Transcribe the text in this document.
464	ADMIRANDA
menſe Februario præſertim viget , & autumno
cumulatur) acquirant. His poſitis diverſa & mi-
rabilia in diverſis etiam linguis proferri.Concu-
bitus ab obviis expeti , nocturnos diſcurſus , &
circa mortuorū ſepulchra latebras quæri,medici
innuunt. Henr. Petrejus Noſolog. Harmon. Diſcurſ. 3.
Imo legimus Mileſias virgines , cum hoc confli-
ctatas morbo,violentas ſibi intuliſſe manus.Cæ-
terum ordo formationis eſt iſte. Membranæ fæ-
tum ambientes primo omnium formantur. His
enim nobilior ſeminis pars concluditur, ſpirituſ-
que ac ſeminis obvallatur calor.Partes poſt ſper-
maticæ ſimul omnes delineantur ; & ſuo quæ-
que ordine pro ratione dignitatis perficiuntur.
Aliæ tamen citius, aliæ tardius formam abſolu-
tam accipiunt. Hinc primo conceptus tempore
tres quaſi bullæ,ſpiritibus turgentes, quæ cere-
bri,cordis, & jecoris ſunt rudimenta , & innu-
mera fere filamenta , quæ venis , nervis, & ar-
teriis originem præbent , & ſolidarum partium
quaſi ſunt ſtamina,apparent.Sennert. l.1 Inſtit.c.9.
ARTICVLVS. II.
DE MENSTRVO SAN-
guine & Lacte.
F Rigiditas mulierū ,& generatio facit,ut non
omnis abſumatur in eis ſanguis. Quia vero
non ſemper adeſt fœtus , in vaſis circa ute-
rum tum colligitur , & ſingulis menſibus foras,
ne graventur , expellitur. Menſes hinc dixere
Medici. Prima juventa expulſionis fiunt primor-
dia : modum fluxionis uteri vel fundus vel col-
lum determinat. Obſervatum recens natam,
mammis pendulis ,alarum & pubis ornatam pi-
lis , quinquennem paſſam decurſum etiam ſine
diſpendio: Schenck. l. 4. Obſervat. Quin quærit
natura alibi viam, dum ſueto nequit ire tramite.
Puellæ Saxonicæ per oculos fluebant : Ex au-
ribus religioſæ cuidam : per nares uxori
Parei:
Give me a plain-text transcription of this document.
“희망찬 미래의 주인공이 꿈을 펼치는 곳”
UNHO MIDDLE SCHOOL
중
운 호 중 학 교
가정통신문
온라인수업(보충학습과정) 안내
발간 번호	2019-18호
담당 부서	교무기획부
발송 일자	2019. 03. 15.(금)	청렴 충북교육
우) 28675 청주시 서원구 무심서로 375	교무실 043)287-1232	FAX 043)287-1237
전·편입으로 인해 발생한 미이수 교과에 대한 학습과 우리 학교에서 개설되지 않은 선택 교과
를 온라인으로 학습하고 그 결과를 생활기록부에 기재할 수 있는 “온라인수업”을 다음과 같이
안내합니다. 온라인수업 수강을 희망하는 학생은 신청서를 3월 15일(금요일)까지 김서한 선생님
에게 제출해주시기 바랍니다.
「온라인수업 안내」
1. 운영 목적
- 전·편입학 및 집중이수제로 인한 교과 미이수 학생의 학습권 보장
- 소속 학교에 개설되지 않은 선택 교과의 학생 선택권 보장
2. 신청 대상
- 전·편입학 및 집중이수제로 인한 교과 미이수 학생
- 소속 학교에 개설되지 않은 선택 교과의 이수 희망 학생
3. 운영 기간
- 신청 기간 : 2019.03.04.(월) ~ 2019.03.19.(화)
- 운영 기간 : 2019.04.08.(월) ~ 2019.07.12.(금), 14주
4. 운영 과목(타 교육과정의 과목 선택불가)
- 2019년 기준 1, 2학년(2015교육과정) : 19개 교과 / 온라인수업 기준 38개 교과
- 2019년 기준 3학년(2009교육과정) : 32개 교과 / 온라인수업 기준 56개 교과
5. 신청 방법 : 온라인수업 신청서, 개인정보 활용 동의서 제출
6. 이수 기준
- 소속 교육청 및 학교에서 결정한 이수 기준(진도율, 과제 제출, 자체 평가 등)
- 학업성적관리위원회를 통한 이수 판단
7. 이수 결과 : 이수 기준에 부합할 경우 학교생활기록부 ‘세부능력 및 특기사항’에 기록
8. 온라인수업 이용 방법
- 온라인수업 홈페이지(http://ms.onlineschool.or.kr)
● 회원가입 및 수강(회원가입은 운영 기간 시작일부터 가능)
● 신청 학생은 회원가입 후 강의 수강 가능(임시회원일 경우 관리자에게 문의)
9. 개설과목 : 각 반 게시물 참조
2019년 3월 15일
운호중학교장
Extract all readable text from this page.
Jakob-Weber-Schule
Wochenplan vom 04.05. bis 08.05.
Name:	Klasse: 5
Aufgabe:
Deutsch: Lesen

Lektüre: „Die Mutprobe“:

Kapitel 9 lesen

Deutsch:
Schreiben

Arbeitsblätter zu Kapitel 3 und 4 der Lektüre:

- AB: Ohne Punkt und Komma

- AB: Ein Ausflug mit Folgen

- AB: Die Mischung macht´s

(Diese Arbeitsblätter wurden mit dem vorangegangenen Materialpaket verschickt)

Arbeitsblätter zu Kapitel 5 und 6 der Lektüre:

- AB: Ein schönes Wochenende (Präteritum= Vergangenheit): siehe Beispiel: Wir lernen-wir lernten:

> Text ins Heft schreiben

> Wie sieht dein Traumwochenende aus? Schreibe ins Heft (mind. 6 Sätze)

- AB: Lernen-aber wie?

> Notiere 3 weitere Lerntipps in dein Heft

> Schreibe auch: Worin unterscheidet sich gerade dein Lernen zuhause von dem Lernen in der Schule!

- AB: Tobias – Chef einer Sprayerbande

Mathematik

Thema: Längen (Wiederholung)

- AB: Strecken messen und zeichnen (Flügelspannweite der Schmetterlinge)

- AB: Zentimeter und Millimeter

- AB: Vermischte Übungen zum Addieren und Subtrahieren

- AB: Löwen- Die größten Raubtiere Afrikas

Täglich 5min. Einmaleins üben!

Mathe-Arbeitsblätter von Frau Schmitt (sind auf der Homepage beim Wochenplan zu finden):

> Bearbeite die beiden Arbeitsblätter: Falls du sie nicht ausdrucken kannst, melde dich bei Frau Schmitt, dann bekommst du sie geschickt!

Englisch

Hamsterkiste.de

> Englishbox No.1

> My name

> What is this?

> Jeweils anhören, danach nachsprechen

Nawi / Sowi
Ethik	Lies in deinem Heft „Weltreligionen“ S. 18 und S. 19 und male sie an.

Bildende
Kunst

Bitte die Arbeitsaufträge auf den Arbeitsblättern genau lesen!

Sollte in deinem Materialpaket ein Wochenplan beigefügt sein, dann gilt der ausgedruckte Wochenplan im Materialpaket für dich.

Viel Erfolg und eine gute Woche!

============

WHAT YOU ARE ASKED TO DO: Extract the full listing and reproduce each line exactly.

EXERCISE RESPONSE:
Transcribe the text in this document.
464	ADMIRANDA
menſe Februario præſertim viget , & autumno
cumulatur) acquirant. His poſitis diverſa & mi-
rabilia in diverſis etiam linguis proferri.Concu-
bitus ab obviis expeti , nocturnos diſcurſus , &
circa mortuorū ſepulchra latebras quæri,medici
innuunt. Henr. Petrejus Noſolog. Harmon. Diſcurſ. 3.
Imo legimus Mileſias virgines , cum hoc confli-
ctatas morbo,violentas ſibi intuliſſe manus.Cæ-
terum ordo formationis eſt iſte. Membranæ fæ-
tum ambientes primo omnium formantur. His
enim nobilior ſeminis pars concluditur, ſpirituſ-
que ac ſeminis obvallatur calor.Partes poſt ſper-
maticæ ſimul omnes delineantur ; & ſuo quæ-
que ordine pro ratione dignitatis perficiuntur.
Aliæ tamen citius, aliæ tardius formam abſolu-
tam accipiunt. Hinc primo conceptus tempore
tres quaſi bullæ,ſpiritibus turgentes, quæ cere-
bri,cordis, & jecoris ſunt rudimenta , & innu-
mera fere filamenta , quæ venis , nervis, & ar-
teriis originem præbent , & ſolidarum partium
quaſi ſunt ſtamina,apparent.Sennert. l.1 Inſtit.c.9.
ARTICVLVS. II.
DE MENSTRVO SAN-
guine & Lacte.
F Rigiditas mulierū ,& generatio facit,ut non
omnis abſumatur in eis ſanguis. Quia vero
non ſemper adeſt fœtus , in vaſis circa ute-
rum tum colligitur , & ſingulis menſibus foras,
ne graventur , expellitur. Menſes hinc dixere
Medici. Prima juventa expulſionis fiunt primor-
dia : modum fluxionis uteri vel fundus vel col-
lum determinat. Obſervatum recens natam,
mammis pendulis ,alarum & pubis ornatam pi-
lis , quinquennem paſſam decurſum etiam ſine
diſpendio: Schenck. l. 4. Obſervat. Quin quærit
natura alibi viam, dum ſueto nequit ire tramite.
Puellæ Saxonicæ per oculos fluebant : Ex au-
ribus religioſæ cuidam : per nares uxori
Parei:
Give me a plain-text transcription of this document.
“희망찬 미래의 주인공이 꿈을 펼치는 곳”
UNHO MIDDLE SCHOOL
중
운 호 중 학 교
가정통신문
온라인수업(보충학습과정) 안내
발간 번호	2019-18호
담당 부서	교무기획부
발송 일자	2019. 03. 15.(금)	청렴 충북교육
우) 28675 청주시 서원구 무심서로 375	교무실 043)287-1232	FAX 043)287-1237
전·편입으로 인해 발생한 미이수 교과에 대한 학습과 우리 학교에서 개설되지 않은 선택 교과
를 온라인으로 학습하고 그 결과를 생활기록부에 기재할 수 있는 “온라인수업”을 다음과 같이
안내합니다. 온라인수업 수강을 희망하는 학생은 신청서를 3월 15일(금요일)까지 김서한 선생님
에게 제출해주시기 바랍니다.
「온라인수업 안내」
1. 운영 목적
- 전·편입학 및 집중이수제로 인한 교과 미이수 학생의 학습권 보장
- 소속 학교에 개설되지 않은 선택 교과의 학생 선택권 보장
2. 신청 대상
- 전·편입학 및 집중이수제로 인한 교과 미이수 학생
- 소속 학교에 개설되지 않은 선택 교과의 이수 희망 학생
3. 운영 기간
- 신청 기간 : 2019.03.04.(월) ~ 2019.03.19.(화)
- 운영 기간 : 2019.04.08.(월) ~ 2019.07.12.(금), 14주
4. 운영 과목(타 교육과정의 과목 선택불가)
- 2019년 기준 1, 2학년(2015교육과정) : 19개 교과 / 온라인수업 기준 38개 교과
- 2019년 기준 3학년(2009교육과정) : 32개 교과 / 온라인수업 기준 56개 교과
5. 신청 방법 : 온라인수업 신청서, 개인정보 활용 동의서 제출
6. 이수 기준
- 소속 교육청 및 학교에서 결정한 이수 기준(진도율, 과제 제출, 자체 평가 등)
- 학업성적관리위원회를 통한 이수 판단
7. 이수 결과 : 이수 기준에 부합할 경우 학교생활기록부 ‘세부능력 및 특기사항’에 기록
8. 온라인수업 이용 방법
- 온라인수업 홈페이지(http://ms.onlineschool.or.kr)
● 회원가입 및 수강(회원가입은 운영 기간 시작일부터 가능)
● 신청 학생은 회원가입 후 강의 수강 가능(임시회원일 경우 관리자에게 문의)
9. 개설과목 : 각 반 게시물 참조
2019년 3월 15일
운호중학교장
Extract all readable text from this page.
Jakob-Weber-Schule
Wochenplan vom 04.05. bis 08.05.
Name:	Klasse: 5
Aufgabe:
Deutsch: Lesen

Lektüre: „Die Mutprobe“:

Kapitel 9 lesen

Deutsch:
Schreiben

Arbeitsblätter zu Kapitel 3 und 4 der Lektüre:

- AB: Ohne Punkt und Komma

- AB: Ein Ausflug mit Folgen

- AB: Die Mischung macht´s

(Diese Arbeitsblätter wurden mit dem vorangegangenen Materialpaket verschickt)

Arbeitsblätter zu Kapitel 5 und 6 der Lektüre:

- AB: Ein schönes Wochenende (Präteritum= Vergangenheit): siehe Beispiel: Wir lernen-wir lernten:

> Text ins Heft schreiben

> Wie sieht dein Traumwochenende aus? Schreibe ins Heft (mind. 6 Sätze)

- AB: Lernen-aber wie?

> Notiere 3 weitere Lerntipps in dein Heft

> Schreibe auch: Worin unterscheidet sich gerade dein Lernen zuhause von dem Lernen in der Schule!

- AB: Tobias – Chef einer Sprayerbande

Mathematik

Thema: Längen (Wiederholung)

- AB: Strecken messen und zeichnen (Flügelspannweite der Schmetterlinge)

- AB: Zentimeter und Millimeter

- AB: Vermischte Übungen zum Addieren und Subtrahieren

- AB: Löwen- Die größten Raubtiere Afrikas

Täglich 5min. Einmaleins üben!

Mathe-Arbeitsblätter von Frau Schmitt (sind auf der Homepage beim Wochenplan zu finden):

> Bearbeite die beiden Arbeitsblätter: Falls du sie nicht ausdrucken kannst, melde dich bei Frau Schmitt, dann bekommst du sie geschickt!

Englisch

Hamsterkiste.de

> Englishbox No.1

> My name

> What is this?

> Jeweils anhören, danach nachsprechen

Nawi / Sowi
Ethik	Lies in deinem Heft „Weltreligionen“ S. 18 und S. 19 und male sie an.

Bildende
Kunst

Bitte die Arbeitsaufträge auf den Arbeitsblättern genau lesen!

Sollte in deinem Materialpaket ein Wochenplan beigefügt sein, dann gilt der ausgedruckte Wochenplan im Materialpaket für dich.

Viel Erfolg und eine gute Woche!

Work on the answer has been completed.